- **INSTRUCTION**
Skip every image and restate the data word for word.
++++ TASK INPUTS
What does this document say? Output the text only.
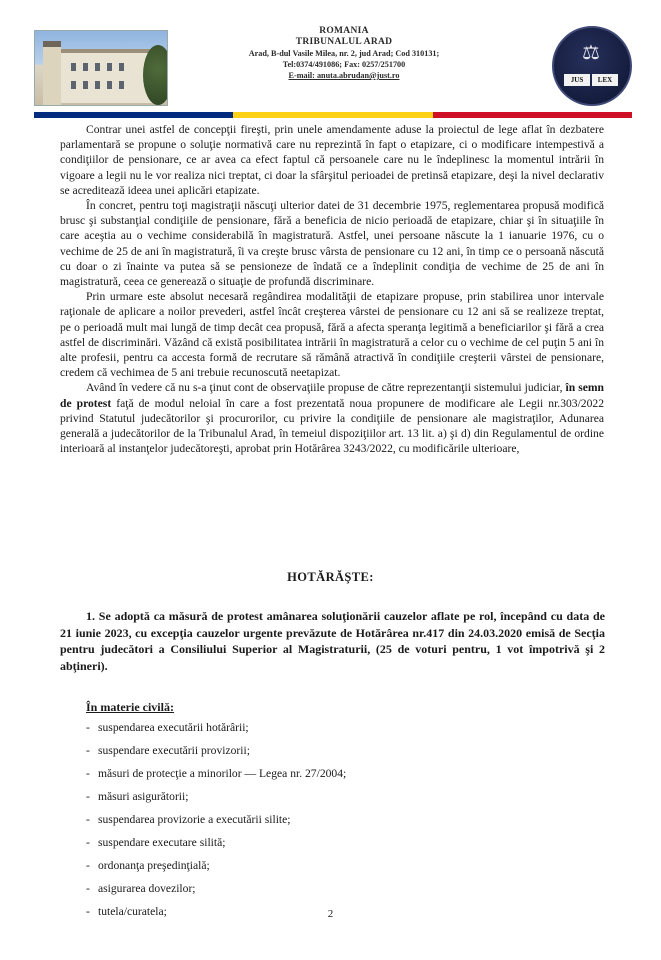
ROMANIA
TRIBUNALUL ARAD
Arad, B-dul Vasile Milea, nr. 2, jud Arad; Cod 310131;
Tel:0374/491086; Fax: 0257/251700
E-mail: anuta.abrudan@just.ro
⚖
JUS	LEX

Contrar unei astfel de concepţii fireşti, prin unele amendamente aduse la proiectul de lege aflat în dezbatere parlamentară se propune o soluţie normativă care nu reprezintă în fapt o etapizare, ci o modificare intempestivă a condiţiilor de pensionare, ce ar avea ca efect faptul că persoanele care nu le îndeplinesc la momentul intrării în vigoare a legii nu le vor realiza nici treptat, ci doar la sfârşitul perioadei de pretinsă etapizare, deşi la nivel declarativ se acreditează ideea unei aplicări etapizate.

În concret, pentru toţi magistraţii născuţi ulterior datei de 31 decembrie 1975, reglementarea propusă modifică brusc şi substanţial condiţiile de pensionare, fără a beneficia de nicio perioadă de etapizare, chiar şi în situaţiile în care aceştia au o vechime considerabilă în magistratură. Astfel, unei persoane născute la 1 ianuarie 1976, cu o vechime de 25 de ani în magistratură, îi va creşte brusc vârsta de pensionare cu 12 ani, în timp ce o persoană născută cu doar o zi înainte va putea să se pensioneze de îndată ce a îndeplinit condiţia de vechime de 25 de ani în magistratură, ceea ce generează o situaţie de profundă discriminare.

Prin urmare este absolut necesară regândirea modalităţii de etapizare propuse, prin stabilirea unor intervale raţionale de aplicare a noilor prevederi, astfel încât creşterea vârstei de pensionare cu 12 ani să se realizeze treptat, pe o perioadă mult mai lungă de timp decât cea propusă, fără a afecta speranţa legitimă a beneficiarilor şi fără a crea astfel de discriminări. Văzând că există posibilitatea intrării în magistratură a celor cu o vechime de cel puţin 5 ani în alte profesii, pentru ca accesta formă de recrutare să rămână atractivă în condiţiile creşterii vârstei de pensionare, credem că vechimea de 5 ani trebuie recunoscută neetapizat.

Având în vedere că nu s-a ţinut cont de observaţiile propuse de către reprezentanţii sistemului judiciar, în semn de protest faţă de modul neloial în care a fost prezentată noua propunere de modificare ale Legii nr.303/2022 privind Statutul judecătorilor şi procurorilor, cu privire la condiţiile de pensionare ale magistraţilor, Adunarea generală a judecătorilor de la Tribunalul Arad, în temeiul dispoziţiilor art. 13 lit. a) şi d) din Regulamentul de ordine interioară al instanţelor judecătoreşti, aprobat prin Hotărârea 3243/2022, cu modificările ulterioare,

HOTĂRĂŞTE:
1. Se adoptă ca măsură de protest amânarea soluţionării cauzelor aflate pe rol, începând cu data de 21 iunie 2023, cu excepţia cauzelor urgente prevăzute de Hotărârea nr.417 din 24.03.2020 emisă de Secţia pentru judecători a Consiliului Superior al Magistraturii, (25 de voturi pentru, 1 vot împotrivă şi 2 abţineri).
În materie civilă:
- suspendarea executării hotărârii;
- suspendare executării provizorii;
- măsuri de protecţie a minorilor — Legea nr. 27/2004;
- măsuri asigurătorii;
- suspendarea provizorie a executării silite;
- suspendare executare silită;
- ordonanţa preşedinţială;
- asigurarea dovezilor;
- tutela/curatela;	2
++++++++
- **EXERCISE RESULT**
What does this document say? Output the text only.
ROMANIA
TRIBUNALUL ARAD
Arad, B-dul Vasile Milea, nr. 2, jud Arad; Cod 310131;
Tel:0374/491086; Fax: 0257/251700
E-mail: anuta.abrudan@just.ro
⚖
JUS	LEX

Contrar unei astfel de concepţii fireşti, prin unele amendamente aduse la proiectul de lege aflat în dezbatere parlamentară se propune o soluţie normativă care nu reprezintă în fapt o etapizare, ci o modificare intempestivă a condiţiilor de pensionare, ce ar avea ca efect faptul că persoanele care nu le îndeplinesc la momentul intrării în vigoare a legii nu le vor realiza nici treptat, ci doar la sfârşitul perioadei de pretinsă etapizare, deşi la nivel declarativ se acreditează ideea unei aplicări etapizate.

În concret, pentru toţi magistraţii născuţi ulterior datei de 31 decembrie 1975, reglementarea propusă modifică brusc şi substanţial condiţiile de pensionare, fără a beneficia de nicio perioadă de etapizare, chiar şi în situaţiile în care aceştia au o vechime considerabilă în magistratură. Astfel, unei persoane născute la 1 ianuarie 1976, cu o vechime de 25 de ani în magistratură, îi va creşte brusc vârsta de pensionare cu 12 ani, în timp ce o persoană născută cu doar o zi înainte va putea să se pensioneze de îndată ce a îndeplinit condiţia de vechime de 25 de ani în magistratură, ceea ce generează o situaţie de profundă discriminare.

Prin urmare este absolut necesară regândirea modalităţii de etapizare propuse, prin stabilirea unor intervale raţionale de aplicare a noilor prevederi, astfel încât creşterea vârstei de pensionare cu 12 ani să se realizeze treptat, pe o perioadă mult mai lungă de timp decât cea propusă, fără a afecta speranţa legitimă a beneficiarilor şi fără a crea astfel de discriminări. Văzând că există posibilitatea intrării în magistratură a celor cu o vechime de cel puţin 5 ani în alte profesii, pentru ca accesta formă de recrutare să rămână atractivă în condiţiile creşterii vârstei de pensionare, credem că vechimea de 5 ani trebuie recunoscută neetapizat.

Având în vedere că nu s-a ţinut cont de observaţiile propuse de către reprezentanţii sistemului judiciar, în semn de protest faţă de modul neloial în care a fost prezentată noua propunere de modificare ale Legii nr.303/2022 privind Statutul judecătorilor şi procurorilor, cu privire la condiţiile de pensionare ale magistraţilor, Adunarea generală a judecătorilor de la Tribunalul Arad, în temeiul dispoziţiilor art. 13 lit. a) şi d) din Regulamentul de ordine interioară al instanţelor judecătoreşti, aprobat prin Hotărârea 3243/2022, cu modificările ulterioare,

HOTĂRĂŞTE:
1. Se adoptă ca măsură de protest amânarea soluţionării cauzelor aflate pe rol, începând cu data de 21 iunie 2023, cu excepţia cauzelor urgente prevăzute de Hotărârea nr.417 din 24.03.2020 emisă de Secţia pentru judecători a Consiliului Superior al Magistraturii, (25 de voturi pentru, 1 vot împotrivă şi 2 abţineri).
În materie civilă:
- suspendarea executării hotărârii;
- suspendare executării provizorii;
- măsuri de protecţie a minorilor — Legea nr. 27/2004;
- măsuri asigurătorii;
- suspendarea provizorie a executării silite;
- suspendare executare silită;
- ordonanţa preşedinţială;
- asigurarea dovezilor;
- tutela/curatela;	2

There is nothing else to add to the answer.